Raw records
-- start --

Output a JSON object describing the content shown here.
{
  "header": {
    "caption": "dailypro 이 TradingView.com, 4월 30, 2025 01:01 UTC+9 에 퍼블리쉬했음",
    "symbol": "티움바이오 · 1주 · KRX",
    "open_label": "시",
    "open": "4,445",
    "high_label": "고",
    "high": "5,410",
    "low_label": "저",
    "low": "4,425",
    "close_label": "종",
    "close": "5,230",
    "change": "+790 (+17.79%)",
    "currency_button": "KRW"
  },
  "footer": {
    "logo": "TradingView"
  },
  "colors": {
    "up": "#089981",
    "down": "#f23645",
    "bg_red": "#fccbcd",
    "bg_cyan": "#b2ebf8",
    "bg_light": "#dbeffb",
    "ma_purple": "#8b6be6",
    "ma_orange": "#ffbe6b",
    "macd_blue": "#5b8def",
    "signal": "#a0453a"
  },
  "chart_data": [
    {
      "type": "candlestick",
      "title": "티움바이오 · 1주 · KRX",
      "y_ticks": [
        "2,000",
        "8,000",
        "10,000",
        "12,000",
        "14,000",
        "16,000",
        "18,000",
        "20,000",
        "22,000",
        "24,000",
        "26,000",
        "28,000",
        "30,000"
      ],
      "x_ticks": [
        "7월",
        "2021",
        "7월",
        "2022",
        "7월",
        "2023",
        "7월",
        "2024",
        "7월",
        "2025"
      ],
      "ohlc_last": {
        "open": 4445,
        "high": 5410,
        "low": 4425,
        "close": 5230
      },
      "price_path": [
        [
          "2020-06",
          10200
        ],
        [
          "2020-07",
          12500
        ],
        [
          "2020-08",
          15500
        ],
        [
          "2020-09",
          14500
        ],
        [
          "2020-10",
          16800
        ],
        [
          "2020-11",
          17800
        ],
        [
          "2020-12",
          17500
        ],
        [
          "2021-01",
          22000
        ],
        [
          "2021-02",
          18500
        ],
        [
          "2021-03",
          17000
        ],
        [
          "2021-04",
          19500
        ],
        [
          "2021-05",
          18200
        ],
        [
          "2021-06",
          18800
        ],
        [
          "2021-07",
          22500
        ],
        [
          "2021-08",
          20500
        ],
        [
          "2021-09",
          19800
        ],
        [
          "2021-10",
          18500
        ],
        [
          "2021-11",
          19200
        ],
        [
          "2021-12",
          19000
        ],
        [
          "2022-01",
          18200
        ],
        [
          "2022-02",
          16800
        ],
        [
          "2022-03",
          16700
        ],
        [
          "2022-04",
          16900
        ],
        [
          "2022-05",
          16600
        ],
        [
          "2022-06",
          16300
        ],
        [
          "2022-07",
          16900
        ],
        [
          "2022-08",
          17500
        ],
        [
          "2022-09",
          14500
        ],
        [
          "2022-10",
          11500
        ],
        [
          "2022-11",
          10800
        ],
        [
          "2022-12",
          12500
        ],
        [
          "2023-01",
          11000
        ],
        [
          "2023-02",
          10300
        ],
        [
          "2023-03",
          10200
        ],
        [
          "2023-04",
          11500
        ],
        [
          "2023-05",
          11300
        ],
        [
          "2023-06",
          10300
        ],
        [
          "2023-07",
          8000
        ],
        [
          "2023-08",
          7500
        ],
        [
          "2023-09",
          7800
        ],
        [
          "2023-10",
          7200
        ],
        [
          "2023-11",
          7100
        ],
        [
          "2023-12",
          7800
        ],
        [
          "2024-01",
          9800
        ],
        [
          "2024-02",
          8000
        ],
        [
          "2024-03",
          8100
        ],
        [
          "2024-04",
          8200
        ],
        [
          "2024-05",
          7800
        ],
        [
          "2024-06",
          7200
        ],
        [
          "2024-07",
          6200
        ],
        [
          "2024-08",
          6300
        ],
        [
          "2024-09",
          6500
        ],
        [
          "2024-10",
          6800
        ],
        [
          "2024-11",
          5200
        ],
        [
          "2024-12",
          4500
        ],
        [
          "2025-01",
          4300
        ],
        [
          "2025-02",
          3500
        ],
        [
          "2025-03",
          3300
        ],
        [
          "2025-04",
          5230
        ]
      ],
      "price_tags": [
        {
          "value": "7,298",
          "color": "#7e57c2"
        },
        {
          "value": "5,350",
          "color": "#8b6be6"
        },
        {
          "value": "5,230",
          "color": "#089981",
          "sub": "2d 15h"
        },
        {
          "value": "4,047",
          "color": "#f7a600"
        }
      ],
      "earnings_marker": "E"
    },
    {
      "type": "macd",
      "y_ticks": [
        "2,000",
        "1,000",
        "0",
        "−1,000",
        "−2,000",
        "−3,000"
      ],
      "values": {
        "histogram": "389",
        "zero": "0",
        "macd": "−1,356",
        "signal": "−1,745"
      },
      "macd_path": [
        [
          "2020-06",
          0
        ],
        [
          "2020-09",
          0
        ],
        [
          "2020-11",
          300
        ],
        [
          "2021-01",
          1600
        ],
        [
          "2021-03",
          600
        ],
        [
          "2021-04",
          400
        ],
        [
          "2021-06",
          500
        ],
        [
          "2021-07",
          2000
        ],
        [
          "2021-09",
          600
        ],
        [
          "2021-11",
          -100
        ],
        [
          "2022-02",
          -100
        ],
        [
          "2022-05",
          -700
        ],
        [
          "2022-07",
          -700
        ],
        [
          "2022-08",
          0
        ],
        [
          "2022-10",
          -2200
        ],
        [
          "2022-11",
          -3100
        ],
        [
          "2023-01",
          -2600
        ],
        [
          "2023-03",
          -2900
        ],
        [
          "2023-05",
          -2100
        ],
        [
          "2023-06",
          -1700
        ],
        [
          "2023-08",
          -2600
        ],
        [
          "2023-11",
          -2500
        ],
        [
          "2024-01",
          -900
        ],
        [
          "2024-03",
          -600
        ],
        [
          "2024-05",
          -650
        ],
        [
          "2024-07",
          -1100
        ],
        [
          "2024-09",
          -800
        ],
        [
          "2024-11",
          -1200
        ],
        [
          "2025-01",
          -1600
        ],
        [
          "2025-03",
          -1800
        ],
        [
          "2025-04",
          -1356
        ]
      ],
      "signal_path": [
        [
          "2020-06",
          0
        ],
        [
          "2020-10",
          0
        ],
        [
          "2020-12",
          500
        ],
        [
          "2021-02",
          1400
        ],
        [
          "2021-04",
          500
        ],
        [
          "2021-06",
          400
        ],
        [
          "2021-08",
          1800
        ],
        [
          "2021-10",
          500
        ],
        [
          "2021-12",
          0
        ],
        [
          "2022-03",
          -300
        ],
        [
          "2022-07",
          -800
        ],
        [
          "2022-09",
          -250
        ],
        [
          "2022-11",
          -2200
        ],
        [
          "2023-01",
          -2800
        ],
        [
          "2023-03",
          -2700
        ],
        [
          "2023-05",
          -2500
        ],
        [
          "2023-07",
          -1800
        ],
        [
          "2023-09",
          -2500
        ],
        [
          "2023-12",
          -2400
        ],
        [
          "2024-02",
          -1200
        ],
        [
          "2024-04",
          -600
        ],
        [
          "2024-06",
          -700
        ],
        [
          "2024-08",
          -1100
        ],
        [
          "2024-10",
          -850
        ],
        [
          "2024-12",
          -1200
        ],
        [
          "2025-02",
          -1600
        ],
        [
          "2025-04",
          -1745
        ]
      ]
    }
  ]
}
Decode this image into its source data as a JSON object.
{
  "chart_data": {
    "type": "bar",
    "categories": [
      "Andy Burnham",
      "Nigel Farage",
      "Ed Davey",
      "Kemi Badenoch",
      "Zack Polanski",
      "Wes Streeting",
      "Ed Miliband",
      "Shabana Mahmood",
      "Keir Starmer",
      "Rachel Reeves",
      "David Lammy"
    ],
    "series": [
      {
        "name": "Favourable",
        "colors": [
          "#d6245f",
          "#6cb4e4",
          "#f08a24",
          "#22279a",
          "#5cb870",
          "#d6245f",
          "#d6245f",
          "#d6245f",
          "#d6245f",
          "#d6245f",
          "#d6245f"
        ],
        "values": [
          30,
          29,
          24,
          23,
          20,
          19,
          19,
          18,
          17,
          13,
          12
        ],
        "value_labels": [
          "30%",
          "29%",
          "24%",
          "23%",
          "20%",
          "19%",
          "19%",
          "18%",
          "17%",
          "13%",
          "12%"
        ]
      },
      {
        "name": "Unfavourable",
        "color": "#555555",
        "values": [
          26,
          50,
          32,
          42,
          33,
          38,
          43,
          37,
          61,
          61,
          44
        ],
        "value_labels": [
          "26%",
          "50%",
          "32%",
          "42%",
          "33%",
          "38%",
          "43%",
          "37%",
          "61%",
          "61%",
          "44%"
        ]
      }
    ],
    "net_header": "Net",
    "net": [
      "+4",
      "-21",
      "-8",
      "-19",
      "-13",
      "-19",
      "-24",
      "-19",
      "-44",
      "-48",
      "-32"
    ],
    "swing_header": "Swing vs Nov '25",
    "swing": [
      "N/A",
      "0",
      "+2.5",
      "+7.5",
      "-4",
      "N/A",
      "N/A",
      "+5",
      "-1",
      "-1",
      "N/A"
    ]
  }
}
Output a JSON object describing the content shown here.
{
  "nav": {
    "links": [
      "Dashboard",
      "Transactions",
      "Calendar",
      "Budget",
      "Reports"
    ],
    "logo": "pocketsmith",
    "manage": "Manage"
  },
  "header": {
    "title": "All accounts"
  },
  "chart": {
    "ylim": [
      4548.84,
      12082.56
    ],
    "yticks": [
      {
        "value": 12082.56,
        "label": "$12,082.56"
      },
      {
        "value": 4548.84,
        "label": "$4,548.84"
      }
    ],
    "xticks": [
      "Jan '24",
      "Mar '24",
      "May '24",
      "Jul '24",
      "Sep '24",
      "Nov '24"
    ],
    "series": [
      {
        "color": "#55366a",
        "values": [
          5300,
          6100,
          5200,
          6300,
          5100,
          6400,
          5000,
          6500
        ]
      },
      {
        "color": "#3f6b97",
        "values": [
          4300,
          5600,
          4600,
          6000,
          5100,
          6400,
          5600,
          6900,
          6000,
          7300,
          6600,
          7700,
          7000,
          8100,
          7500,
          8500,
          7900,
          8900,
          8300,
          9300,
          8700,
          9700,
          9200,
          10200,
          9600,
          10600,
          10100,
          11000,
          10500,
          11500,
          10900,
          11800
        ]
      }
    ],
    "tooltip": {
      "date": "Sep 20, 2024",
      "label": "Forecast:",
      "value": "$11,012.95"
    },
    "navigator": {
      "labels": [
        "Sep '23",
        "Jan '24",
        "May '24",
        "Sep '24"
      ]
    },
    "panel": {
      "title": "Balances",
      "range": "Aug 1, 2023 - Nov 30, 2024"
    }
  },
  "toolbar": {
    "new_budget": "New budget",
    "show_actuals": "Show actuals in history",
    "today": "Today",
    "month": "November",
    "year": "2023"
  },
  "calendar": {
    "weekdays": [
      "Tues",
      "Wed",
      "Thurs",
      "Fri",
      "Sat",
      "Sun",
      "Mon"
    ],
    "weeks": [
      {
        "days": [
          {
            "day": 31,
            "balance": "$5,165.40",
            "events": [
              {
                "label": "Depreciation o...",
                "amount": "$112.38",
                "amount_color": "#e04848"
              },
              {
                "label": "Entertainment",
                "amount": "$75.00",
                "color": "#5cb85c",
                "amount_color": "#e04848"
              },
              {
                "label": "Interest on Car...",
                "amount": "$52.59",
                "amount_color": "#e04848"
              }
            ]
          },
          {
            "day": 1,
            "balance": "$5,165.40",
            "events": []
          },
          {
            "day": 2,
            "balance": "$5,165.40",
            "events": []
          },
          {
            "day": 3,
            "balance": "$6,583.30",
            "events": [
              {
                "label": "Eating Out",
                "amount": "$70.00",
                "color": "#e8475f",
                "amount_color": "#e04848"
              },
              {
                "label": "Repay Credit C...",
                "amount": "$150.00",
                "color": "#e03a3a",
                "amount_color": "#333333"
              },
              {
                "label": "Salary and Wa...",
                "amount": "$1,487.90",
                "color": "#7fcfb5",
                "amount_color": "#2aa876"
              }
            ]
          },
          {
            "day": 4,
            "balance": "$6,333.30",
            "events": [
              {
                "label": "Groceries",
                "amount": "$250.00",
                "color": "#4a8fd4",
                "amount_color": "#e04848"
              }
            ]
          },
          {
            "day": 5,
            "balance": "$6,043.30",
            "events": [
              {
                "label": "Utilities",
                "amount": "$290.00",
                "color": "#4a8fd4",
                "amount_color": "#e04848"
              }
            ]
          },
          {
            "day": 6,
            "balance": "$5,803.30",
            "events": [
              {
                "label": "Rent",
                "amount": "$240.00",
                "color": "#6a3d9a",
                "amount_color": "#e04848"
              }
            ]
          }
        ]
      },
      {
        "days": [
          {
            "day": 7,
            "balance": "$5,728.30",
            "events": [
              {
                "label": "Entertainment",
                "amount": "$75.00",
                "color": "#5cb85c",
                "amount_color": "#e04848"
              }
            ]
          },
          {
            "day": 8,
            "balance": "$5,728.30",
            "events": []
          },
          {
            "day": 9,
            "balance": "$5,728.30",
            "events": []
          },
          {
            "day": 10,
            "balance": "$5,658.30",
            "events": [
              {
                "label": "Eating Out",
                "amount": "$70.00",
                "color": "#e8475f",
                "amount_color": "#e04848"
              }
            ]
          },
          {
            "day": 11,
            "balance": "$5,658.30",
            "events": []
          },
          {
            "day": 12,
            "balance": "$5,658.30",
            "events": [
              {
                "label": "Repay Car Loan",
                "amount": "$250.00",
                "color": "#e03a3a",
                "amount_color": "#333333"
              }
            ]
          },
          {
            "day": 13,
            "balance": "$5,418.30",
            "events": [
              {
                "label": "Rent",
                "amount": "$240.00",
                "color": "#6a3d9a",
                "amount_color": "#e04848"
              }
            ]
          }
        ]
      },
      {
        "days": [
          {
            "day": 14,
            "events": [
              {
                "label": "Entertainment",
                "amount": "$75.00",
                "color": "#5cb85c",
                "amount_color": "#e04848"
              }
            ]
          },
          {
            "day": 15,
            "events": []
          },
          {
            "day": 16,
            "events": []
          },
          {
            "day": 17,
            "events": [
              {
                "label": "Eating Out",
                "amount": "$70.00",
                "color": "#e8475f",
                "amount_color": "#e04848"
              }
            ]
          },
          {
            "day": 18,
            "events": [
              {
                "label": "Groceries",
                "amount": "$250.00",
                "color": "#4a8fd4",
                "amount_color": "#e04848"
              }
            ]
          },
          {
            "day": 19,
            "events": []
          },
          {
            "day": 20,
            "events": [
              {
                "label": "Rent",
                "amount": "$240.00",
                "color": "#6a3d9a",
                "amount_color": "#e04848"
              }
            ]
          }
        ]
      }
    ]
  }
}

-- end --

• _Task directions_:
Using the entries above, return each line that includes the word "logo".

• _Expected answer_:
    "logo": "TradingView"
    "logo": "pocketsmith",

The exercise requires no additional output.